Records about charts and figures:
┌──

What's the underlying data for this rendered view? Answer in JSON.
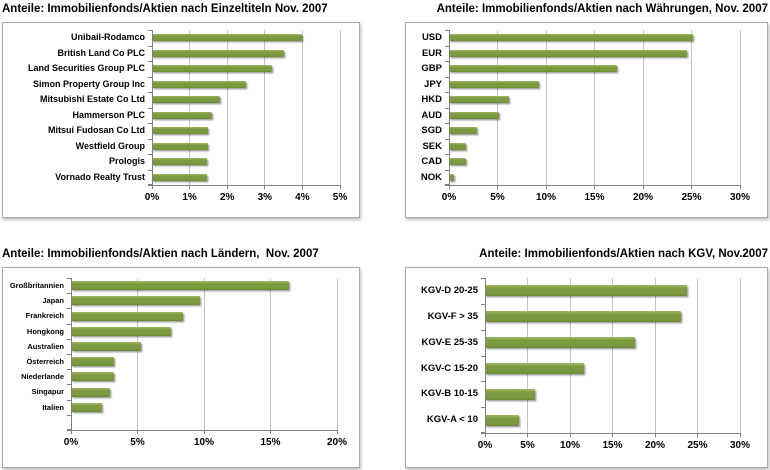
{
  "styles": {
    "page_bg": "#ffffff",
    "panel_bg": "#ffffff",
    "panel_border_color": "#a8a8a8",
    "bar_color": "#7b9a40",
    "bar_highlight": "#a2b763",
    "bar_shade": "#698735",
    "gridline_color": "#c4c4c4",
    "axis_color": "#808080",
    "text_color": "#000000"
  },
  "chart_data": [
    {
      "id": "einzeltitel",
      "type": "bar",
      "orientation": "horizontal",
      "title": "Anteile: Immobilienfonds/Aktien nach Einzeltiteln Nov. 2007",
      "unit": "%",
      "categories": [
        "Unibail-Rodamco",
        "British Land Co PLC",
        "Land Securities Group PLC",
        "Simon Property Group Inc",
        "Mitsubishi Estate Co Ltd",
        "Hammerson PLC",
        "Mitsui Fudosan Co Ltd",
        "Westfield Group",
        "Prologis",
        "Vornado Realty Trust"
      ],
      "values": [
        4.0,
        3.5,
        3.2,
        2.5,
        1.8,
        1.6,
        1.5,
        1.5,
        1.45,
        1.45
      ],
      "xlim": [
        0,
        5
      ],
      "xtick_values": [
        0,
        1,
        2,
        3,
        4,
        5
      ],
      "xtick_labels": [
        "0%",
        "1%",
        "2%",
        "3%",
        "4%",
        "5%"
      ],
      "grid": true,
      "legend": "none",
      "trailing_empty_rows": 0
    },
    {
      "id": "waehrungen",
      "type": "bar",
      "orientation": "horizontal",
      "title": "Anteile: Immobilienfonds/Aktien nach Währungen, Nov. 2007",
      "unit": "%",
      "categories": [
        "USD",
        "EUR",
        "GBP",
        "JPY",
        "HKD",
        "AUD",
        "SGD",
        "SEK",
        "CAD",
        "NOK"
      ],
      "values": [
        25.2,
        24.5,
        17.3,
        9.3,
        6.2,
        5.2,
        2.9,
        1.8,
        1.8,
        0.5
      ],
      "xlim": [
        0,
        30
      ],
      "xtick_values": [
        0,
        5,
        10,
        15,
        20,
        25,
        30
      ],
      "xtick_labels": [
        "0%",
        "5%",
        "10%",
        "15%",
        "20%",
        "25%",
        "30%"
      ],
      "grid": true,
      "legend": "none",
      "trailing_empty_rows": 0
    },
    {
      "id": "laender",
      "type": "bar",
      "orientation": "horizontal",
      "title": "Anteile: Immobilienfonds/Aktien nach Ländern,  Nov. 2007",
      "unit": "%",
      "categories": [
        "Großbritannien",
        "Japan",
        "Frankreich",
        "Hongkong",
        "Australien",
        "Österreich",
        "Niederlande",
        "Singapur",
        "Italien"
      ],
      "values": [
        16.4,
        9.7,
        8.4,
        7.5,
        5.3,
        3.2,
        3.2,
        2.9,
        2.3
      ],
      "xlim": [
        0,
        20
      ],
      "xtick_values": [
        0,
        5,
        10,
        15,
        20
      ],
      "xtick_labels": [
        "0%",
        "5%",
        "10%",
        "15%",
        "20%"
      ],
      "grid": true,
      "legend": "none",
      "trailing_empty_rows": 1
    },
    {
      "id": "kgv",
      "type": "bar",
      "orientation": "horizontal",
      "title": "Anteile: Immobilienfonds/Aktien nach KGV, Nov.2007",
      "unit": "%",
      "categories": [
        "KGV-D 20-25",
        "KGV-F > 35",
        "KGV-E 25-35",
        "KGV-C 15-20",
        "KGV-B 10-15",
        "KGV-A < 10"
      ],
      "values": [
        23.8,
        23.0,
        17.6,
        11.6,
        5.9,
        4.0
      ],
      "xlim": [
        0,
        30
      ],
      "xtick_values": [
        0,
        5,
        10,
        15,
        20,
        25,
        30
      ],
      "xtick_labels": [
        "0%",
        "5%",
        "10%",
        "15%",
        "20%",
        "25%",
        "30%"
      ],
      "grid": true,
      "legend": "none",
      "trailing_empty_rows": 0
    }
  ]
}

└──
┌──

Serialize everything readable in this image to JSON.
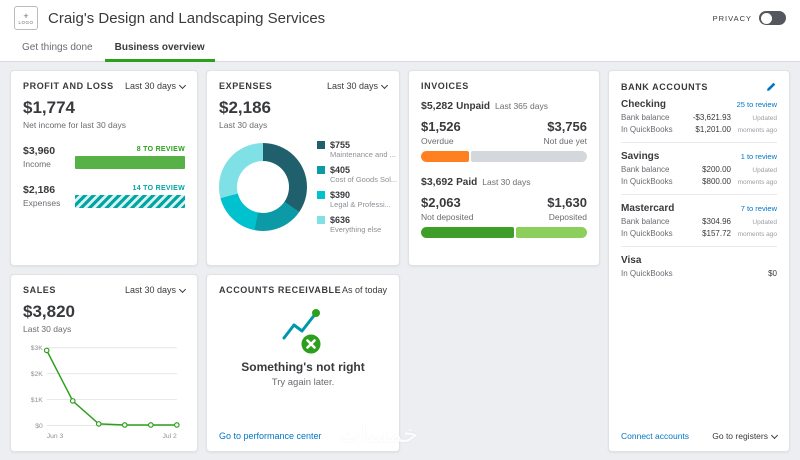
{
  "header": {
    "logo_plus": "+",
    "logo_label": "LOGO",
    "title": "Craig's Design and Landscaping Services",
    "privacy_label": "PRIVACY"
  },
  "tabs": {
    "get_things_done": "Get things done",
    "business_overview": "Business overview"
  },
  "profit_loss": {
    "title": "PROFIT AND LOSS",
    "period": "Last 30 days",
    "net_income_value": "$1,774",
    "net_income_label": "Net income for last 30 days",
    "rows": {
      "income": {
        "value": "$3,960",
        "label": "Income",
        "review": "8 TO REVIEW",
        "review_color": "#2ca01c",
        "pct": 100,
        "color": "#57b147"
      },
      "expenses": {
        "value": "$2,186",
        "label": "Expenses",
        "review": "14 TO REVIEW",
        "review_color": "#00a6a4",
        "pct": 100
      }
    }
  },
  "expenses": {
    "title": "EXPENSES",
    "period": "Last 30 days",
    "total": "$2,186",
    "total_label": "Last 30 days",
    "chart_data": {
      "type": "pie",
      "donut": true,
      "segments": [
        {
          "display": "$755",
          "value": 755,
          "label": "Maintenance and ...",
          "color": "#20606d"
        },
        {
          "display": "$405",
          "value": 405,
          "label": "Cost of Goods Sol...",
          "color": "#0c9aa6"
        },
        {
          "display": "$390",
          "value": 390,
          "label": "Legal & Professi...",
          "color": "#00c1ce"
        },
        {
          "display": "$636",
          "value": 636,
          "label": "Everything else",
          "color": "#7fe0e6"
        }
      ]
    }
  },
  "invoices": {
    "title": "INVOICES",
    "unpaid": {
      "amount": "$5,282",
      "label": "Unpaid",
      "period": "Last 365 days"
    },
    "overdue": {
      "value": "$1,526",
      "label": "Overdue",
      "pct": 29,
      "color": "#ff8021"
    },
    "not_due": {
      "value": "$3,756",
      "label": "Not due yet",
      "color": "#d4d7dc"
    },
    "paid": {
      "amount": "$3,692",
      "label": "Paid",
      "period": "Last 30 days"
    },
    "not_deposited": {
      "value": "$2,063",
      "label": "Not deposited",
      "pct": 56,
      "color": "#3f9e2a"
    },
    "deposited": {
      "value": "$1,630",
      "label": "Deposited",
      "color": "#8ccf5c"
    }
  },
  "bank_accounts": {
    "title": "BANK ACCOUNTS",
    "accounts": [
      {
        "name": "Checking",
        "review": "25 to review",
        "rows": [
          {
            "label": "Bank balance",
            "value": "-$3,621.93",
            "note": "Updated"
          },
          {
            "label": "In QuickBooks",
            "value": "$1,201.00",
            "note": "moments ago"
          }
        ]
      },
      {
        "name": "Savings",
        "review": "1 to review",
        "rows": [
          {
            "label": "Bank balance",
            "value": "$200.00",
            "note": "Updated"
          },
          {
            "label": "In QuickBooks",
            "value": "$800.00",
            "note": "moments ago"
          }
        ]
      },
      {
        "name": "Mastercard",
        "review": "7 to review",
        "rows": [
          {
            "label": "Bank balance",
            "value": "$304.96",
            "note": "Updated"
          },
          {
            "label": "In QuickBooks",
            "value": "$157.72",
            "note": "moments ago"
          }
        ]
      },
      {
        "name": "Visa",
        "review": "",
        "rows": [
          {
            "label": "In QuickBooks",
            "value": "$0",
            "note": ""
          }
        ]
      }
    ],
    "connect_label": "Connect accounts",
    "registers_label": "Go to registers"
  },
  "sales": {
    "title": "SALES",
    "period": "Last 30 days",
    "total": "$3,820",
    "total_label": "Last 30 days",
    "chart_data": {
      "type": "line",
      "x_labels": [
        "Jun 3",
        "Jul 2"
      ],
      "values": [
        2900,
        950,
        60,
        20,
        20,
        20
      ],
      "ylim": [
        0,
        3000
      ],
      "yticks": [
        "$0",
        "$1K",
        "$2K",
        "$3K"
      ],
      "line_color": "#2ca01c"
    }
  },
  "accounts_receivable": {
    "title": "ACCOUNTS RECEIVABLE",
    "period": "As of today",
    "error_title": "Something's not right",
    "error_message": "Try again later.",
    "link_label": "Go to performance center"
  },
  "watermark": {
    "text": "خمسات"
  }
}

└──

* Instruction: Above are lines of data; state how many of them contain the word "this", with no other output.

* Solution to the problem: 2